Rows from a dataset
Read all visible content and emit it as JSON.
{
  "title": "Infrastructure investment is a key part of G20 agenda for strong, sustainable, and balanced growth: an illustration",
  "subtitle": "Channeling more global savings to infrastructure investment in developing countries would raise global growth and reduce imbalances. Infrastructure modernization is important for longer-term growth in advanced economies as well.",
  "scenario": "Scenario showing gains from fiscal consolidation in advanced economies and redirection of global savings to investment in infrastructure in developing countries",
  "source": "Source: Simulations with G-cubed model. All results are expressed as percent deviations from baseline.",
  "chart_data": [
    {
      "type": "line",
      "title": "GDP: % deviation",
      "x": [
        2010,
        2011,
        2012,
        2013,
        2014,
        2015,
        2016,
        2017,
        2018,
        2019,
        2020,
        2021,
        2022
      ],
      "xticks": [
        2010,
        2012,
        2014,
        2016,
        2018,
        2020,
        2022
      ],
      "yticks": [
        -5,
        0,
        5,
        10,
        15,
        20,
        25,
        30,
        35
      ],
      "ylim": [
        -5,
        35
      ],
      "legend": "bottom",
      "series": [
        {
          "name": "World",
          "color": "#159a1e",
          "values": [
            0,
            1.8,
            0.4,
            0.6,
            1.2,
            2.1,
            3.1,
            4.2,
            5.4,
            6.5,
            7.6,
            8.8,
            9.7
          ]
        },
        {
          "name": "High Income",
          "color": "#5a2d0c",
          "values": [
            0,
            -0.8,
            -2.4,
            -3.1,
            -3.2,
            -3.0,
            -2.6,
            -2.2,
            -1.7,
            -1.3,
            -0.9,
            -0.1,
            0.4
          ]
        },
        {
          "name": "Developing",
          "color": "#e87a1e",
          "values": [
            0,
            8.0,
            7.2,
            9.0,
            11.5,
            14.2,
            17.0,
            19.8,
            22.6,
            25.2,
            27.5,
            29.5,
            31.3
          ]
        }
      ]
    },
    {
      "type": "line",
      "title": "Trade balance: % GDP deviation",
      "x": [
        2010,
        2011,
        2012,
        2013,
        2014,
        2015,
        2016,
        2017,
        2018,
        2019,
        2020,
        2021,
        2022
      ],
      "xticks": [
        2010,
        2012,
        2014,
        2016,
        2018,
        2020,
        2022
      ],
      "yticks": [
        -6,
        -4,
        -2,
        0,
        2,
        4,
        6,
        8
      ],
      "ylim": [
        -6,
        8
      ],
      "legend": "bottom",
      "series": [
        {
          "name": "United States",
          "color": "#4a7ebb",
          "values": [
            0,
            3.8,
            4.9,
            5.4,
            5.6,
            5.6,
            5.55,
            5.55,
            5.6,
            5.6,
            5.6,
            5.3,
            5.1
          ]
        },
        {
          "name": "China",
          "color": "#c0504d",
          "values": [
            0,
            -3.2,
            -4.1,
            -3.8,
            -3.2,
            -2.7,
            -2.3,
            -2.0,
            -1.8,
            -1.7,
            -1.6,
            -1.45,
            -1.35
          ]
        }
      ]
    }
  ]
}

Task directions
Extract all of the data above without altering anything.

Answer to the exercise
Read all visible content and emit it as JSON.
{
  "title": "Infrastructure investment is a key part of G20 agenda for strong, sustainable, and balanced growth: an illustration",
  "subtitle": "Channeling more global savings to infrastructure investment in developing countries would raise global growth and reduce imbalances. Infrastructure modernization is important for longer-term growth in advanced economies as well.",
  "scenario": "Scenario showing gains from fiscal consolidation in advanced economies and redirection of global savings to investment in infrastructure in developing countries",
  "source": "Source: Simulations with G-cubed model. All results are expressed as percent deviations from baseline.",
  "chart_data": [
    {
      "type": "line",
      "title": "GDP: % deviation",
      "x": [
        2010,
        2011,
        2012,
        2013,
        2014,
        2015,
        2016,
        2017,
        2018,
        2019,
        2020,
        2021,
        2022
      ],
      "xticks": [
        2010,
        2012,
        2014,
        2016,
        2018,
        2020,
        2022
      ],
      "yticks": [
        -5,
        0,
        5,
        10,
        15,
        20,
        25,
        30,
        35
      ],
      "ylim": [
        -5,
        35
      ],
      "legend": "bottom",
      "series": [
        {
          "name": "World",
          "color": "#159a1e",
          "values": [
            0,
            1.8,
            0.4,
            0.6,
            1.2,
            2.1,
            3.1,
            4.2,
            5.4,
            6.5,
            7.6,
            8.8,
            9.7
          ]
        },
        {
          "name": "High Income",
          "color": "#5a2d0c",
          "values": [
            0,
            -0.8,
            -2.4,
            -3.1,
            -3.2,
            -3.0,
            -2.6,
            -2.2,
            -1.7,
            -1.3,
            -0.9,
            -0.1,
            0.4
          ]
        },
        {
          "name": "Developing",
          "color": "#e87a1e",
          "values": [
            0,
            8.0,
            7.2,
            9.0,
            11.5,
            14.2,
            17.0,
            19.8,
            22.6,
            25.2,
            27.5,
            29.5,
            31.3
          ]
        }
      ]
    },
    {
      "type": "line",
      "title": "Trade balance: % GDP deviation",
      "x": [
        2010,
        2011,
        2012,
        2013,
        2014,
        2015,
        2016,
        2017,
        2018,
        2019,
        2020,
        2021,
        2022
      ],
      "xticks": [
        2010,
        2012,
        2014,
        2016,
        2018,
        2020,
        2022
      ],
      "yticks": [
        -6,
        -4,
        -2,
        0,
        2,
        4,
        6,
        8
      ],
      "ylim": [
        -6,
        8
      ],
      "legend": "bottom",
      "series": [
        {
          "name": "United States",
          "color": "#4a7ebb",
          "values": [
            0,
            3.8,
            4.9,
            5.4,
            5.6,
            5.6,
            5.55,
            5.55,
            5.6,
            5.6,
            5.6,
            5.3,
            5.1
          ]
        },
        {
          "name": "China",
          "color": "#c0504d",
          "values": [
            0,
            -3.2,
            -4.1,
            -3.8,
            -3.2,
            -2.7,
            -2.3,
            -2.0,
            -1.8,
            -1.7,
            -1.6,
            -1.45,
            -1.35
          ]
        }
      ]
    }
  ]
}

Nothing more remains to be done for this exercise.